## Problem description
Produce an exact copy of all the records.

## Records supplied

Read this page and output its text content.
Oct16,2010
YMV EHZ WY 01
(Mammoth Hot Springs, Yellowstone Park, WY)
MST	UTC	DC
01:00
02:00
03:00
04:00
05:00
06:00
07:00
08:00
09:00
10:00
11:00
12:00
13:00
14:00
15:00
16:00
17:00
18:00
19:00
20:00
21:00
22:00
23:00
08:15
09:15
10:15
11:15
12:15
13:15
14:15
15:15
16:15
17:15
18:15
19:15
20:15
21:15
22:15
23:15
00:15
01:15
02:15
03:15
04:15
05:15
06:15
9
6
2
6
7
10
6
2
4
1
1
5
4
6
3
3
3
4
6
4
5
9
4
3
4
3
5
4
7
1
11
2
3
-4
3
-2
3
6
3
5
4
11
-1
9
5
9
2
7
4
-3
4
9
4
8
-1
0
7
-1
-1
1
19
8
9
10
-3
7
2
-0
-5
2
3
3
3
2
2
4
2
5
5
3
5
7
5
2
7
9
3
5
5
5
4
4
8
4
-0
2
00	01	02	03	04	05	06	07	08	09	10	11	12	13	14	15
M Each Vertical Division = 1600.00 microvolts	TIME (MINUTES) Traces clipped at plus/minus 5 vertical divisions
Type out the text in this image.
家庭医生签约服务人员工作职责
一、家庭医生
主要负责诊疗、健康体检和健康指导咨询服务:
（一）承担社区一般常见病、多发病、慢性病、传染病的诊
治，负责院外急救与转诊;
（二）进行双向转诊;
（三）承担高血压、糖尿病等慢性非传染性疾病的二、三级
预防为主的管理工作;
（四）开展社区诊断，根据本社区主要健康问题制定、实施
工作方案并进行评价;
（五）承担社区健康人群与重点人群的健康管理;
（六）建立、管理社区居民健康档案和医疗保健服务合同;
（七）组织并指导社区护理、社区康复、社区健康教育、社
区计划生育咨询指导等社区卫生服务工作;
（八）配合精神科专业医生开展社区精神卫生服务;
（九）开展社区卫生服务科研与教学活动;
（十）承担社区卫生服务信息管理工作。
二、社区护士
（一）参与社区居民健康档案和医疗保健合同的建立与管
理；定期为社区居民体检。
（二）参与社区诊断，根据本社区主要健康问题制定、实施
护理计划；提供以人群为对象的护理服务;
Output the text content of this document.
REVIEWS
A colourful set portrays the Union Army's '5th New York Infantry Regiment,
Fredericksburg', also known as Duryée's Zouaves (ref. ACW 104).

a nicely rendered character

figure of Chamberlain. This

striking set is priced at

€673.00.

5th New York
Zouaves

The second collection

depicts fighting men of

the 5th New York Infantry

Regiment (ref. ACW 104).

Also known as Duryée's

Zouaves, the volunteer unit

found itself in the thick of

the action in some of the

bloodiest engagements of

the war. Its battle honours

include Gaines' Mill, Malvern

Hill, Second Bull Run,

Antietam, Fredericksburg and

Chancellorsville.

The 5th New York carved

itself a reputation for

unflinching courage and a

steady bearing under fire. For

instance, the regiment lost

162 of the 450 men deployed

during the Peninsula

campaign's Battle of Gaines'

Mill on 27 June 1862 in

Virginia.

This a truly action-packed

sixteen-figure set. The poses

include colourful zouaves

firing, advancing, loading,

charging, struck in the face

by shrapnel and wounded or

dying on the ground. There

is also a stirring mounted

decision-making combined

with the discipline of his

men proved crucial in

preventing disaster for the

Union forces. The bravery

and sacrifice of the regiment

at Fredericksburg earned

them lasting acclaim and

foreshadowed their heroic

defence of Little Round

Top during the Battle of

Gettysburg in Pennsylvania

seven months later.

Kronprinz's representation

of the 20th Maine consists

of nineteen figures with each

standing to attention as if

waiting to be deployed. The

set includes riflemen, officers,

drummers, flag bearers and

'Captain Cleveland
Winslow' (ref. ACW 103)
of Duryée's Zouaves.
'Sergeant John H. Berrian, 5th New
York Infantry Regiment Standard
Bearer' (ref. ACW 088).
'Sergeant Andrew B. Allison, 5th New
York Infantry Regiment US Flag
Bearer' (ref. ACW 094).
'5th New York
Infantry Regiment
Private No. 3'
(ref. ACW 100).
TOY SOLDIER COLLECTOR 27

## Response to the exercise
Read this page and output its text content.
Oct16,2010
YMV EHZ WY 01
(Mammoth Hot Springs, Yellowstone Park, WY)
MST	UTC	DC
01:00
02:00
03:00
04:00
05:00
06:00
07:00
08:00
09:00
10:00
11:00
12:00
13:00
14:00
15:00
16:00
17:00
18:00
19:00
20:00
21:00
22:00
23:00
08:15
09:15
10:15
11:15
12:15
13:15
14:15
15:15
16:15
17:15
18:15
19:15
20:15
21:15
22:15
23:15
00:15
01:15
02:15
03:15
04:15
05:15
06:15
9
6
2
6
7
10
6
2
4
1
1
5
4
6
3
3
3
4
6
4
5
9
4
3
4
3
5
4
7
1
11
2
3
-4
3
-2
3
6
3
5
4
11
-1
9
5
9
2
7
4
-3
4
9
4
8
-1
0
7
-1
-1
1
19
8
9
10
-3
7
2
-0
-5
2
3
3
3
2
2
4
2
5
5
3
5
7
5
2
7
9
3
5
5
5
4
4
8
4
-0
2
00	01	02	03	04	05	06	07	08	09	10	11	12	13	14	15
M Each Vertical Division = 1600.00 microvolts	TIME (MINUTES) Traces clipped at plus/minus 5 vertical divisions
Type out the text in this image.
家庭医生签约服务人员工作职责
一、家庭医生
主要负责诊疗、健康体检和健康指导咨询服务:
（一）承担社区一般常见病、多发病、慢性病、传染病的诊
治，负责院外急救与转诊;
（二）进行双向转诊;
（三）承担高血压、糖尿病等慢性非传染性疾病的二、三级
预防为主的管理工作;
（四）开展社区诊断，根据本社区主要健康问题制定、实施
工作方案并进行评价;
（五）承担社区健康人群与重点人群的健康管理;
（六）建立、管理社区居民健康档案和医疗保健服务合同;
（七）组织并指导社区护理、社区康复、社区健康教育、社
区计划生育咨询指导等社区卫生服务工作;
（八）配合精神科专业医生开展社区精神卫生服务;
（九）开展社区卫生服务科研与教学活动;
（十）承担社区卫生服务信息管理工作。
二、社区护士
（一）参与社区居民健康档案和医疗保健合同的建立与管
理；定期为社区居民体检。
（二）参与社区诊断，根据本社区主要健康问题制定、实施
护理计划；提供以人群为对象的护理服务;
Output the text content of this document.
REVIEWS
A colourful set portrays the Union Army's '5th New York Infantry Regiment,
Fredericksburg', also known as Duryée's Zouaves (ref. ACW 104).

a nicely rendered character

figure of Chamberlain. This

striking set is priced at

€673.00.

5th New York
Zouaves

The second collection

depicts fighting men of

the 5th New York Infantry

Regiment (ref. ACW 104).

Also known as Duryée's

Zouaves, the volunteer unit

found itself in the thick of

the action in some of the

bloodiest engagements of

the war. Its battle honours

include Gaines' Mill, Malvern

Hill, Second Bull Run,

Antietam, Fredericksburg and

Chancellorsville.

The 5th New York carved

itself a reputation for

unflinching courage and a

steady bearing under fire. For

instance, the regiment lost

162 of the 450 men deployed

during the Peninsula

campaign's Battle of Gaines'

Mill on 27 June 1862 in

Virginia.

This a truly action-packed

sixteen-figure set. The poses

include colourful zouaves

firing, advancing, loading,

charging, struck in the face

by shrapnel and wounded or

dying on the ground. There

is also a stirring mounted

decision-making combined

with the discipline of his

men proved crucial in

preventing disaster for the

Union forces. The bravery

and sacrifice of the regiment

at Fredericksburg earned

them lasting acclaim and

foreshadowed their heroic

defence of Little Round

Top during the Battle of

Gettysburg in Pennsylvania

seven months later.

Kronprinz's representation

of the 20th Maine consists

of nineteen figures with each

standing to attention as if

waiting to be deployed. The

set includes riflemen, officers,

drummers, flag bearers and

'Captain Cleveland
Winslow' (ref. ACW 103)
of Duryée's Zouaves.
'Sergeant John H. Berrian, 5th New
York Infantry Regiment Standard
Bearer' (ref. ACW 088).
'Sergeant Andrew B. Allison, 5th New
York Infantry Regiment US Flag
Bearer' (ref. ACW 094).
'5th New York
Infantry Regiment
Private No. 3'
(ref. ACW 100).
TOY SOLDIER COLLECTOR 27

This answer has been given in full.